EXERCISE BRIEF —
Print the listing below exactly.

RECORDS FOR THIS EXERCISE —
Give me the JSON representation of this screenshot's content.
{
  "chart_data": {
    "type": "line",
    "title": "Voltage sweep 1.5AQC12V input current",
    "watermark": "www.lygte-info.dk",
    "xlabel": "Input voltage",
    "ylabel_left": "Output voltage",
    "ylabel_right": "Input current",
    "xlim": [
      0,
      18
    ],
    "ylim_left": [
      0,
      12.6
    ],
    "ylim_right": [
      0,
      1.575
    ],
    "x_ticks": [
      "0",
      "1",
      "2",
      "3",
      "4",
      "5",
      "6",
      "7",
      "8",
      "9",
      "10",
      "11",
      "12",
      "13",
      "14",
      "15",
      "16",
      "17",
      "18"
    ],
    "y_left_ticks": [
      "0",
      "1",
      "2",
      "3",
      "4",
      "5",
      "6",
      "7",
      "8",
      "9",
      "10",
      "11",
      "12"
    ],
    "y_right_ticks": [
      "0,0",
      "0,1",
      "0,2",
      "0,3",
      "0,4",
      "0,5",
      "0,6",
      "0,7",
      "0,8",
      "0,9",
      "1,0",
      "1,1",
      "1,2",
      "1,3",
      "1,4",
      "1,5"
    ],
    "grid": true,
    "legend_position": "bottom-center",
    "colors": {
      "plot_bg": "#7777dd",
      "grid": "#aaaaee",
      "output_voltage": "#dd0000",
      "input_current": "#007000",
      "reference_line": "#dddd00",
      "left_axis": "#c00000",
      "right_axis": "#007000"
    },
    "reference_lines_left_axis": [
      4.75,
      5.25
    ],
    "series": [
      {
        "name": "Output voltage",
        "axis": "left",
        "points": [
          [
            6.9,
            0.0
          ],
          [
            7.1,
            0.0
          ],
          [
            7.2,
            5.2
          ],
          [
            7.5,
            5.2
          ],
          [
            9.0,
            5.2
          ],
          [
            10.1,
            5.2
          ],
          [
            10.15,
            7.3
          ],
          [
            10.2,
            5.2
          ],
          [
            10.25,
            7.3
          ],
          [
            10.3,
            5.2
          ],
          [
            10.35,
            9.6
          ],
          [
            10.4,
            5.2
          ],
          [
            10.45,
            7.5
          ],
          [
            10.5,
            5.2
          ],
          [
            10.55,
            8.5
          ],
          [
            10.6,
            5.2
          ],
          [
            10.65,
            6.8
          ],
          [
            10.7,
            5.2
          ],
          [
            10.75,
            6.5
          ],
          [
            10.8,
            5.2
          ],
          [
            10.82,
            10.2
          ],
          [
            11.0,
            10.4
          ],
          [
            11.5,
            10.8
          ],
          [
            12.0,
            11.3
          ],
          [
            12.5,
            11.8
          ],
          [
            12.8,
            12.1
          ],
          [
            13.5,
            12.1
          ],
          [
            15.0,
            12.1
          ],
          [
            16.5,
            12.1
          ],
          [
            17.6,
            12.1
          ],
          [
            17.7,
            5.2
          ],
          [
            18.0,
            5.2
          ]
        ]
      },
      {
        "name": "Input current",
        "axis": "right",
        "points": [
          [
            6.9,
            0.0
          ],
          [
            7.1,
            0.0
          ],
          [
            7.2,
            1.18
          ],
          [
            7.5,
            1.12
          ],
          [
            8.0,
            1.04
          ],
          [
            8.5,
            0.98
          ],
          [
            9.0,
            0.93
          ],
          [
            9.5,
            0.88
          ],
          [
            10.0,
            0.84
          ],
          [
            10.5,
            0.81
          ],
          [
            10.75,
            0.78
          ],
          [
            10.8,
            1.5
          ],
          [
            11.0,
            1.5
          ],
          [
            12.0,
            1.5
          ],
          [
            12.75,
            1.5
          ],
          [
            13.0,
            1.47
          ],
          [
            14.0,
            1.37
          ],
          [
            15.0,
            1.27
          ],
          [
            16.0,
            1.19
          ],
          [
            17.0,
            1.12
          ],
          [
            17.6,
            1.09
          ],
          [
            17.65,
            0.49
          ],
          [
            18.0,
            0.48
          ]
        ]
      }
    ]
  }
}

TASK SOLUTION —
Give me the JSON representation of this screenshot's content.
{
  "chart_data": {
    "type": "line",
    "title": "Voltage sweep 1.5AQC12V input current",
    "watermark": "www.lygte-info.dk",
    "xlabel": "Input voltage",
    "ylabel_left": "Output voltage",
    "ylabel_right": "Input current",
    "xlim": [
      0,
      18
    ],
    "ylim_left": [
      0,
      12.6
    ],
    "ylim_right": [
      0,
      1.575
    ],
    "x_ticks": [
      "0",
      "1",
      "2",
      "3",
      "4",
      "5",
      "6",
      "7",
      "8",
      "9",
      "10",
      "11",
      "12",
      "13",
      "14",
      "15",
      "16",
      "17",
      "18"
    ],
    "y_left_ticks": [
      "0",
      "1",
      "2",
      "3",
      "4",
      "5",
      "6",
      "7",
      "8",
      "9",
      "10",
      "11",
      "12"
    ],
    "y_right_ticks": [
      "0,0",
      "0,1",
      "0,2",
      "0,3",
      "0,4",
      "0,5",
      "0,6",
      "0,7",
      "0,8",
      "0,9",
      "1,0",
      "1,1",
      "1,2",
      "1,3",
      "1,4",
      "1,5"
    ],
    "grid": true,
    "legend_position": "bottom-center",
    "colors": {
      "plot_bg": "#7777dd",
      "grid": "#aaaaee",
      "output_voltage": "#dd0000",
      "input_current": "#007000",
      "reference_line": "#dddd00",
      "left_axis": "#c00000",
      "right_axis": "#007000"
    },
    "reference_lines_left_axis": [
      4.75,
      5.25
    ],
    "series": [
      {
        "name": "Output voltage",
        "axis": "left",
        "points": [
          [
            6.9,
            0.0
          ],
          [
            7.1,
            0.0
          ],
          [
            7.2,
            5.2
          ],
          [
            7.5,
            5.2
          ],
          [
            9.0,
            5.2
          ],
          [
            10.1,
            5.2
          ],
          [
            10.15,
            7.3
          ],
          [
            10.2,
            5.2
          ],
          [
            10.25,
            7.3
          ],
          [
            10.3,
            5.2
          ],
          [
            10.35,
            9.6
          ],
          [
            10.4,
            5.2
          ],
          [
            10.45,
            7.5
          ],
          [
            10.5,
            5.2
          ],
          [
            10.55,
            8.5
          ],
          [
            10.6,
            5.2
          ],
          [
            10.65,
            6.8
          ],
          [
            10.7,
            5.2
          ],
          [
            10.75,
            6.5
          ],
          [
            10.8,
            5.2
          ],
          [
            10.82,
            10.2
          ],
          [
            11.0,
            10.4
          ],
          [
            11.5,
            10.8
          ],
          [
            12.0,
            11.3
          ],
          [
            12.5,
            11.8
          ],
          [
            12.8,
            12.1
          ],
          [
            13.5,
            12.1
          ],
          [
            15.0,
            12.1
          ],
          [
            16.5,
            12.1
          ],
          [
            17.6,
            12.1
          ],
          [
            17.7,
            5.2
          ],
          [
            18.0,
            5.2
          ]
        ]
      },
      {
        "name": "Input current",
        "axis": "right",
        "points": [
          [
            6.9,
            0.0
          ],
          [
            7.1,
            0.0
          ],
          [
            7.2,
            1.18
          ],
          [
            7.5,
            1.12
          ],
          [
            8.0,
            1.04
          ],
          [
            8.5,
            0.98
          ],
          [
            9.0,
            0.93
          ],
          [
            9.5,
            0.88
          ],
          [
            10.0,
            0.84
          ],
          [
            10.5,
            0.81
          ],
          [
            10.75,
            0.78
          ],
          [
            10.8,
            1.5
          ],
          [
            11.0,
            1.5
          ],
          [
            12.0,
            1.5
          ],
          [
            12.75,
            1.5
          ],
          [
            13.0,
            1.47
          ],
          [
            14.0,
            1.37
          ],
          [
            15.0,
            1.27
          ],
          [
            16.0,
            1.19
          ],
          [
            17.0,
            1.12
          ],
          [
            17.6,
            1.09
          ],
          [
            17.65,
            0.49
          ],
          [
            18.0,
            0.48
          ]
        ]
      }
    ]
  }
}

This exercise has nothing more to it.